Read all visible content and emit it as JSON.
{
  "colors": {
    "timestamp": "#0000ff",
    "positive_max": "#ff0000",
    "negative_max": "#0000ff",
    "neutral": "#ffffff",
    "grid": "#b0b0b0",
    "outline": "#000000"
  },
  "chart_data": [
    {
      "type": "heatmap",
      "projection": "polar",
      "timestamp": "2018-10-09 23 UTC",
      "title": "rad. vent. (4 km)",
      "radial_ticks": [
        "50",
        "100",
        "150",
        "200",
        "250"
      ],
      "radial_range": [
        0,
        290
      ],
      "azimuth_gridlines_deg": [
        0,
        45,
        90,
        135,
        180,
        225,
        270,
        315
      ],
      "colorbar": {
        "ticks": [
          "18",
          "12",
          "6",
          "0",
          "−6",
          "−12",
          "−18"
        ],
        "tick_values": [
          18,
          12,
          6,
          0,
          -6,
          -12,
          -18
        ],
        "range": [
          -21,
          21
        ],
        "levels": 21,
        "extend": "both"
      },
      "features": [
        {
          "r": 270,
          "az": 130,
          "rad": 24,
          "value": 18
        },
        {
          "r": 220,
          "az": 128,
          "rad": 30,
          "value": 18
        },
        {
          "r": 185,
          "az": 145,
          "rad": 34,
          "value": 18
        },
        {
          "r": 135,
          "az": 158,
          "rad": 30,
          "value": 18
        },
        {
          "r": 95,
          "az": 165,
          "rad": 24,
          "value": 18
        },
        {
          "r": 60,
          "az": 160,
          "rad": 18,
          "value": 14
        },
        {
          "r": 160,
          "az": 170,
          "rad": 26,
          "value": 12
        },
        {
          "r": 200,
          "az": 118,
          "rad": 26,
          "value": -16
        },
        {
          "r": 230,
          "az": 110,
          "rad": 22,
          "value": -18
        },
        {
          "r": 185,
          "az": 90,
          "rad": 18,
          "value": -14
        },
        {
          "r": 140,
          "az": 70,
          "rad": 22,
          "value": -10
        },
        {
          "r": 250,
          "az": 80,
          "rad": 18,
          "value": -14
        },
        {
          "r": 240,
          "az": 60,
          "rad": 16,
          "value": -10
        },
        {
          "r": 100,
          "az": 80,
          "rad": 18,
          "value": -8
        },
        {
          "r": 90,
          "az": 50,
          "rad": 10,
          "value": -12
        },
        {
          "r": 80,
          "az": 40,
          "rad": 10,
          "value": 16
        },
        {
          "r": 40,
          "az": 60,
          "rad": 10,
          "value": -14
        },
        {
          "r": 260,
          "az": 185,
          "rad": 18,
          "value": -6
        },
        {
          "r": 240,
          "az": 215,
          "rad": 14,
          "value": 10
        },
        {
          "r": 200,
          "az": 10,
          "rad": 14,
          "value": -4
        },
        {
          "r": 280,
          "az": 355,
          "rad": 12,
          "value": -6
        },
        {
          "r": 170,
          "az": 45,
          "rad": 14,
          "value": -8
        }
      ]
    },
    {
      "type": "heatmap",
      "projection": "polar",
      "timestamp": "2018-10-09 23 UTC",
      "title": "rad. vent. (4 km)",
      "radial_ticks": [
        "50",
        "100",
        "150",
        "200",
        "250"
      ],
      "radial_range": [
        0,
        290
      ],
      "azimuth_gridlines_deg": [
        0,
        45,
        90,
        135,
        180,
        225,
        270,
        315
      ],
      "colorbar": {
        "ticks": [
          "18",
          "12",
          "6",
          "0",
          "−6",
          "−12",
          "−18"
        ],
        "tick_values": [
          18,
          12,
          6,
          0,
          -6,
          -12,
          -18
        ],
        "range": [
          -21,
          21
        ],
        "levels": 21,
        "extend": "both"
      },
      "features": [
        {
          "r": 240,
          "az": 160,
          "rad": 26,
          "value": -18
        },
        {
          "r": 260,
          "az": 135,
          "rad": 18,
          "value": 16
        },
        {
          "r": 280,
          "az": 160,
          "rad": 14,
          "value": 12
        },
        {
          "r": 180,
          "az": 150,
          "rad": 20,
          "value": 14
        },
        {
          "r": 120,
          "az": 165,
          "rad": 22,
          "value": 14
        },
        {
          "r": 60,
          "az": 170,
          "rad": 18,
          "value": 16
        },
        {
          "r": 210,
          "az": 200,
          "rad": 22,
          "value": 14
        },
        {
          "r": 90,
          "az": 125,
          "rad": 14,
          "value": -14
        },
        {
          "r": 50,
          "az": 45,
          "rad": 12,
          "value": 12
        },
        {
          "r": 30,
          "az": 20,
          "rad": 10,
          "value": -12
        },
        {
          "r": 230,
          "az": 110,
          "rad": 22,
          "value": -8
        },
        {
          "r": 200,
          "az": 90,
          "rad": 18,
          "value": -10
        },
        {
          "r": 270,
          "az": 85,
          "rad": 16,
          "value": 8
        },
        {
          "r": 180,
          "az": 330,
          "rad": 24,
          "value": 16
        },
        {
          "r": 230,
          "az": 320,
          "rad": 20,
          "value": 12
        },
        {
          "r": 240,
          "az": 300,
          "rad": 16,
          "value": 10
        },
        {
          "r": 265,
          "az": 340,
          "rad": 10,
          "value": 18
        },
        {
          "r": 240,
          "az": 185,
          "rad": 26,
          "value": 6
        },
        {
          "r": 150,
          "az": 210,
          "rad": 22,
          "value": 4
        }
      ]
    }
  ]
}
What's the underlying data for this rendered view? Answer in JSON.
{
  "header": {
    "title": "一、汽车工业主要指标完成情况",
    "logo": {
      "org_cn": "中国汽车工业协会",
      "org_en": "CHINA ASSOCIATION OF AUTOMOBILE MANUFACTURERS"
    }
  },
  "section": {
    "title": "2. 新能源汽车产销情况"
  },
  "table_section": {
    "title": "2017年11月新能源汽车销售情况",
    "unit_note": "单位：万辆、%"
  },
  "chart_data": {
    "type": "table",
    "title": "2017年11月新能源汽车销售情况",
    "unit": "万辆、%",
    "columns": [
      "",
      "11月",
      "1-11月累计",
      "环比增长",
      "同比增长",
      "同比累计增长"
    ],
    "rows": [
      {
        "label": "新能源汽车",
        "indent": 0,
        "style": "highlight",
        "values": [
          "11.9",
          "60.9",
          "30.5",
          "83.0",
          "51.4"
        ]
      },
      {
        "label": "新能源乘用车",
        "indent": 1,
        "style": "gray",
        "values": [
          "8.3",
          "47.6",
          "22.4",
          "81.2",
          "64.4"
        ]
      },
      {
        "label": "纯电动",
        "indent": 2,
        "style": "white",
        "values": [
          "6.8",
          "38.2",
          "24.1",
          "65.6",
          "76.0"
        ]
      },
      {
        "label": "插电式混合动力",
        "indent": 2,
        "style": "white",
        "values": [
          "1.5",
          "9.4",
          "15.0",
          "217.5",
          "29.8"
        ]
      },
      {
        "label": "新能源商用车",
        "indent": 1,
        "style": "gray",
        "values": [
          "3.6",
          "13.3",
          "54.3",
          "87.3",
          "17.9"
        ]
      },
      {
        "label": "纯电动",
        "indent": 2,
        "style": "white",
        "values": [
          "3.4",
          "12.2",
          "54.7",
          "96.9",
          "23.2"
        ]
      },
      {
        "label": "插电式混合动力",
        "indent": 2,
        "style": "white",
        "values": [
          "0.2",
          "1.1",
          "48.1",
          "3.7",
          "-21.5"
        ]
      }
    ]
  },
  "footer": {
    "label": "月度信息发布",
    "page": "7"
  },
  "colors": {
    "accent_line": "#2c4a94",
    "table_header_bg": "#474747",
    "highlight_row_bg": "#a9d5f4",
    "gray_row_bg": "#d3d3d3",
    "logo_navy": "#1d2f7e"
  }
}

--- --- ---

GOAL:
Write all of the records out again exactly.

THE REPLY:
Read all visible content and emit it as JSON.
{
  "colors": {
    "timestamp": "#0000ff",
    "positive_max": "#ff0000",
    "negative_max": "#0000ff",
    "neutral": "#ffffff",
    "grid": "#b0b0b0",
    "outline": "#000000"
  },
  "chart_data": [
    {
      "type": "heatmap",
      "projection": "polar",
      "timestamp": "2018-10-09 23 UTC",
      "title": "rad. vent. (4 km)",
      "radial_ticks": [
        "50",
        "100",
        "150",
        "200",
        "250"
      ],
      "radial_range": [
        0,
        290
      ],
      "azimuth_gridlines_deg": [
        0,
        45,
        90,
        135,
        180,
        225,
        270,
        315
      ],
      "colorbar": {
        "ticks": [
          "18",
          "12",
          "6",
          "0",
          "−6",
          "−12",
          "−18"
        ],
        "tick_values": [
          18,
          12,
          6,
          0,
          -6,
          -12,
          -18
        ],
        "range": [
          -21,
          21
        ],
        "levels": 21,
        "extend": "both"
      },
      "features": [
        {
          "r": 270,
          "az": 130,
          "rad": 24,
          "value": 18
        },
        {
          "r": 220,
          "az": 128,
          "rad": 30,
          "value": 18
        },
        {
          "r": 185,
          "az": 145,
          "rad": 34,
          "value": 18
        },
        {
          "r": 135,
          "az": 158,
          "rad": 30,
          "value": 18
        },
        {
          "r": 95,
          "az": 165,
          "rad": 24,
          "value": 18
        },
        {
          "r": 60,
          "az": 160,
          "rad": 18,
          "value": 14
        },
        {
          "r": 160,
          "az": 170,
          "rad": 26,
          "value": 12
        },
        {
          "r": 200,
          "az": 118,
          "rad": 26,
          "value": -16
        },
        {
          "r": 230,
          "az": 110,
          "rad": 22,
          "value": -18
        },
        {
          "r": 185,
          "az": 90,
          "rad": 18,
          "value": -14
        },
        {
          "r": 140,
          "az": 70,
          "rad": 22,
          "value": -10
        },
        {
          "r": 250,
          "az": 80,
          "rad": 18,
          "value": -14
        },
        {
          "r": 240,
          "az": 60,
          "rad": 16,
          "value": -10
        },
        {
          "r": 100,
          "az": 80,
          "rad": 18,
          "value": -8
        },
        {
          "r": 90,
          "az": 50,
          "rad": 10,
          "value": -12
        },
        {
          "r": 80,
          "az": 40,
          "rad": 10,
          "value": 16
        },
        {
          "r": 40,
          "az": 60,
          "rad": 10,
          "value": -14
        },
        {
          "r": 260,
          "az": 185,
          "rad": 18,
          "value": -6
        },
        {
          "r": 240,
          "az": 215,
          "rad": 14,
          "value": 10
        },
        {
          "r": 200,
          "az": 10,
          "rad": 14,
          "value": -4
        },
        {
          "r": 280,
          "az": 355,
          "rad": 12,
          "value": -6
        },
        {
          "r": 170,
          "az": 45,
          "rad": 14,
          "value": -8
        }
      ]
    },
    {
      "type": "heatmap",
      "projection": "polar",
      "timestamp": "2018-10-09 23 UTC",
      "title": "rad. vent. (4 km)",
      "radial_ticks": [
        "50",
        "100",
        "150",
        "200",
        "250"
      ],
      "radial_range": [
        0,
        290
      ],
      "azimuth_gridlines_deg": [
        0,
        45,
        90,
        135,
        180,
        225,
        270,
        315
      ],
      "colorbar": {
        "ticks": [
          "18",
          "12",
          "6",
          "0",
          "−6",
          "−12",
          "−18"
        ],
        "tick_values": [
          18,
          12,
          6,
          0,
          -6,
          -12,
          -18
        ],
        "range": [
          -21,
          21
        ],
        "levels": 21,
        "extend": "both"
      },
      "features": [
        {
          "r": 240,
          "az": 160,
          "rad": 26,
          "value": -18
        },
        {
          "r": 260,
          "az": 135,
          "rad": 18,
          "value": 16
        },
        {
          "r": 280,
          "az": 160,
          "rad": 14,
          "value": 12
        },
        {
          "r": 180,
          "az": 150,
          "rad": 20,
          "value": 14
        },
        {
          "r": 120,
          "az": 165,
          "rad": 22,
          "value": 14
        },
        {
          "r": 60,
          "az": 170,
          "rad": 18,
          "value": 16
        },
        {
          "r": 210,
          "az": 200,
          "rad": 22,
          "value": 14
        },
        {
          "r": 90,
          "az": 125,
          "rad": 14,
          "value": -14
        },
        {
          "r": 50,
          "az": 45,
          "rad": 12,
          "value": 12
        },
        {
          "r": 30,
          "az": 20,
          "rad": 10,
          "value": -12
        },
        {
          "r": 230,
          "az": 110,
          "rad": 22,
          "value": -8
        },
        {
          "r": 200,
          "az": 90,
          "rad": 18,
          "value": -10
        },
        {
          "r": 270,
          "az": 85,
          "rad": 16,
          "value": 8
        },
        {
          "r": 180,
          "az": 330,
          "rad": 24,
          "value": 16
        },
        {
          "r": 230,
          "az": 320,
          "rad": 20,
          "value": 12
        },
        {
          "r": 240,
          "az": 300,
          "rad": 16,
          "value": 10
        },
        {
          "r": 265,
          "az": 340,
          "rad": 10,
          "value": 18
        },
        {
          "r": 240,
          "az": 185,
          "rad": 26,
          "value": 6
        },
        {
          "r": 150,
          "az": 210,
          "rad": 22,
          "value": 4
        }
      ]
    }
  ]
}
What's the underlying data for this rendered view? Answer in JSON.
{
  "header": {
    "title": "一、汽车工业主要指标完成情况",
    "logo": {
      "org_cn": "中国汽车工业协会",
      "org_en": "CHINA ASSOCIATION OF AUTOMOBILE MANUFACTURERS"
    }
  },
  "section": {
    "title": "2. 新能源汽车产销情况"
  },
  "table_section": {
    "title": "2017年11月新能源汽车销售情况",
    "unit_note": "单位：万辆、%"
  },
  "chart_data": {
    "type": "table",
    "title": "2017年11月新能源汽车销售情况",
    "unit": "万辆、%",
    "columns": [
      "",
      "11月",
      "1-11月累计",
      "环比增长",
      "同比增长",
      "同比累计增长"
    ],
    "rows": [
      {
        "label": "新能源汽车",
        "indent": 0,
        "style": "highlight",
        "values": [
          "11.9",
          "60.9",
          "30.5",
          "83.0",
          "51.4"
        ]
      },
      {
        "label": "新能源乘用车",
        "indent": 1,
        "style": "gray",
        "values": [
          "8.3",
          "47.6",
          "22.4",
          "81.2",
          "64.4"
        ]
      },
      {
        "label": "纯电动",
        "indent": 2,
        "style": "white",
        "values": [
          "6.8",
          "38.2",
          "24.1",
          "65.6",
          "76.0"
        ]
      },
      {
        "label": "插电式混合动力",
        "indent": 2,
        "style": "white",
        "values": [
          "1.5",
          "9.4",
          "15.0",
          "217.5",
          "29.8"
        ]
      },
      {
        "label": "新能源商用车",
        "indent": 1,
        "style": "gray",
        "values": [
          "3.6",
          "13.3",
          "54.3",
          "87.3",
          "17.9"
        ]
      },
      {
        "label": "纯电动",
        "indent": 2,
        "style": "white",
        "values": [
          "3.4",
          "12.2",
          "54.7",
          "96.9",
          "23.2"
        ]
      },
      {
        "label": "插电式混合动力",
        "indent": 2,
        "style": "white",
        "values": [
          "0.2",
          "1.1",
          "48.1",
          "3.7",
          "-21.5"
        ]
      }
    ]
  },
  "footer": {
    "label": "月度信息发布",
    "page": "7"
  },
  "colors": {
    "accent_line": "#2c4a94",
    "table_header_bg": "#474747",
    "highlight_row_bg": "#a9d5f4",
    "gray_row_bg": "#d3d3d3",
    "logo_navy": "#1d2f7e"
  }
}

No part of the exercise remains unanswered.